## Directions
Lines with "individual": please show every one of them from the listing below.
Data for this task START
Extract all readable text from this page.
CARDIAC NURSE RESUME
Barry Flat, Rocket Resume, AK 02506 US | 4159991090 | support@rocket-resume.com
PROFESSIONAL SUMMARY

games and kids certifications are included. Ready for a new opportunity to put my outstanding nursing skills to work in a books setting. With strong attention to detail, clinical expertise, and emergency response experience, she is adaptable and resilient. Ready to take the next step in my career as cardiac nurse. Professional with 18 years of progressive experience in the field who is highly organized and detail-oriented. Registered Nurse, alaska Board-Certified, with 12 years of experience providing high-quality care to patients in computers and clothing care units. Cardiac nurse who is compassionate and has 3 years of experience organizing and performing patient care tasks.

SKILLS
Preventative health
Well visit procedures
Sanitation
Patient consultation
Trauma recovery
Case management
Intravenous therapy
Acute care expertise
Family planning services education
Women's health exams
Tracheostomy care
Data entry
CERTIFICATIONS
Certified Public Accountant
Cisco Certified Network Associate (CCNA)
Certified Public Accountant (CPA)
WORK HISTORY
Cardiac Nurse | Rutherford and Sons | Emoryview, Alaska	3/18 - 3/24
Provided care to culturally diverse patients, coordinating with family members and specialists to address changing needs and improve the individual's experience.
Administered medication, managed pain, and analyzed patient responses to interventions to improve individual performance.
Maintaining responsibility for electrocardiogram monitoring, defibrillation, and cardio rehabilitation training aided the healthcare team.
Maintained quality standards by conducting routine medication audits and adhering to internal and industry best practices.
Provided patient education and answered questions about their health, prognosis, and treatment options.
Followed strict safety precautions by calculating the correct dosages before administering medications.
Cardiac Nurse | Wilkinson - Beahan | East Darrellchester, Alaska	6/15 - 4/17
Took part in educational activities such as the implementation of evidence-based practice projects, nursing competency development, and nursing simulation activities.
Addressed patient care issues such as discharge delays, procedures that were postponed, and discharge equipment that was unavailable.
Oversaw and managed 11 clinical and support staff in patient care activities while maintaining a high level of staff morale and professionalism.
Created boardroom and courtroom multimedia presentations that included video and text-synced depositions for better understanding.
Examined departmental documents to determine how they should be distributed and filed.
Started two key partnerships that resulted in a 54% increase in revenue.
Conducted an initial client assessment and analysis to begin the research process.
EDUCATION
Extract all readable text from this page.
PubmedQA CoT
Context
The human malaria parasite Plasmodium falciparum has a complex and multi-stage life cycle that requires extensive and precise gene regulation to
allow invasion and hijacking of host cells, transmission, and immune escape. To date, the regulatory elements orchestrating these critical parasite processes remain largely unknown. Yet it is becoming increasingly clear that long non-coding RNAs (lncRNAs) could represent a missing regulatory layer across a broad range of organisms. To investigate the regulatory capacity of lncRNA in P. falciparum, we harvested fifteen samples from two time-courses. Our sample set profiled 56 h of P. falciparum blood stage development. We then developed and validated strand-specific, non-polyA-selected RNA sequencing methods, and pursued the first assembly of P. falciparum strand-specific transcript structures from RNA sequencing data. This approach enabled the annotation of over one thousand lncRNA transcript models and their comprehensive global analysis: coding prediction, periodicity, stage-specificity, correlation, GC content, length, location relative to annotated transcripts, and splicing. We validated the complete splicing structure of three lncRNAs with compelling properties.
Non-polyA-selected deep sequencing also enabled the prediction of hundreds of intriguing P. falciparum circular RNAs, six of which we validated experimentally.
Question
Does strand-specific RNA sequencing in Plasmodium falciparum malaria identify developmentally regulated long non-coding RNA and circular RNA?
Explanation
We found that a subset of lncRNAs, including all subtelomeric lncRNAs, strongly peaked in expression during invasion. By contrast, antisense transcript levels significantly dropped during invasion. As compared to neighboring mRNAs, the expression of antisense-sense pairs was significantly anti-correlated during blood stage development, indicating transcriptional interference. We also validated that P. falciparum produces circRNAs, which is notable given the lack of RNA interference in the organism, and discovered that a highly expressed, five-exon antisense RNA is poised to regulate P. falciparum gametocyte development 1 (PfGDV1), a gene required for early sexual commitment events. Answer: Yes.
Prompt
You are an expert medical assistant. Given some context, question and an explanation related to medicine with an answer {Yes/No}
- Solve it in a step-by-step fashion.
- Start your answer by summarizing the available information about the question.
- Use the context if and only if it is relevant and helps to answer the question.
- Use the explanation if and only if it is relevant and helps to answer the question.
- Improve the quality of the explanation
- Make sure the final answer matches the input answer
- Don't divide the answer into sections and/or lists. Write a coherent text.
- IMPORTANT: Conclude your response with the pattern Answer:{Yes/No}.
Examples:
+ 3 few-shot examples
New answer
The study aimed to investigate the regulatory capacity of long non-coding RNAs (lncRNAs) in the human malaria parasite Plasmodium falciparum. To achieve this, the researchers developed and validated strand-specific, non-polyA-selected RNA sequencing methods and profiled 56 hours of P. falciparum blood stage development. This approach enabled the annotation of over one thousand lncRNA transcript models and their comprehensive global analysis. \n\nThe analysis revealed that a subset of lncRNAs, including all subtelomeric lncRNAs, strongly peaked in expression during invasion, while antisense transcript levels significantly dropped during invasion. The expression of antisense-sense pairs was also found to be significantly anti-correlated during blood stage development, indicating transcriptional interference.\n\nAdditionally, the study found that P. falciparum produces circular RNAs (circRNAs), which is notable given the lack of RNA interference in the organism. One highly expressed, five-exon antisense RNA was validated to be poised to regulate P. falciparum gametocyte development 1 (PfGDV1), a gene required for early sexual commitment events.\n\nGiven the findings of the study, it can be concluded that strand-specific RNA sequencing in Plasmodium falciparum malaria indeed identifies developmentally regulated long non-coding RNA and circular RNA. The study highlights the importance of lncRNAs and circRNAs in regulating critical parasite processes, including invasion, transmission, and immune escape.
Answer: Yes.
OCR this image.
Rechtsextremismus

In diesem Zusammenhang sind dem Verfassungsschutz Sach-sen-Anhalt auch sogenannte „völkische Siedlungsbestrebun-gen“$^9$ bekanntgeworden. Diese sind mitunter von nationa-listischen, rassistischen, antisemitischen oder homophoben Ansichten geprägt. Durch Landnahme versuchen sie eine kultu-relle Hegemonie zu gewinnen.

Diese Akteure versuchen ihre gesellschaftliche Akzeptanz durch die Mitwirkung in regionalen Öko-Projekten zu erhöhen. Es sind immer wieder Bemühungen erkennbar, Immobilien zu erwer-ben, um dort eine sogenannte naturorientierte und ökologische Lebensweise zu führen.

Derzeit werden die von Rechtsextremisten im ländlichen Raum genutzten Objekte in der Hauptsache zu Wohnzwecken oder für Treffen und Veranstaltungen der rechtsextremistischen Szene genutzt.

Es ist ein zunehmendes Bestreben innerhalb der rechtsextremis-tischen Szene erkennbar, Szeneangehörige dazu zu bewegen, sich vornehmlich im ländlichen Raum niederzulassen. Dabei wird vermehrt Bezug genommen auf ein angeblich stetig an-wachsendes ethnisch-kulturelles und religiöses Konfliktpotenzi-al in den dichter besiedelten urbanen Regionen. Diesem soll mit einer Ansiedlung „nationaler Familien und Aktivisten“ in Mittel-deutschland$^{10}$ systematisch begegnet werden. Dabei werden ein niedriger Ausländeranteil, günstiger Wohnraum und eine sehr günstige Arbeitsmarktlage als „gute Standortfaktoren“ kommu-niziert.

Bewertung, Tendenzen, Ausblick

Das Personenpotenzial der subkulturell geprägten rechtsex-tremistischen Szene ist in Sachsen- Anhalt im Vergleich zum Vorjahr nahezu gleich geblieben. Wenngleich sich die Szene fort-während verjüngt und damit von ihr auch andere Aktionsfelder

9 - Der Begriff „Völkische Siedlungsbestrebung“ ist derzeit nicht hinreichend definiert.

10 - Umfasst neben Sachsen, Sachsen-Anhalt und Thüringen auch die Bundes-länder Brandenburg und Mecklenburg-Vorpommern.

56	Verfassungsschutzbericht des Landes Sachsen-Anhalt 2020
Data for this task END
## Solution to the problem
Provided care to culturally diverse patients, coordinating with family members and specialists to address changing needs and improve the individual's experience.
Administered medication, managed pain, and analyzed patient responses to interventions to improve individual performance.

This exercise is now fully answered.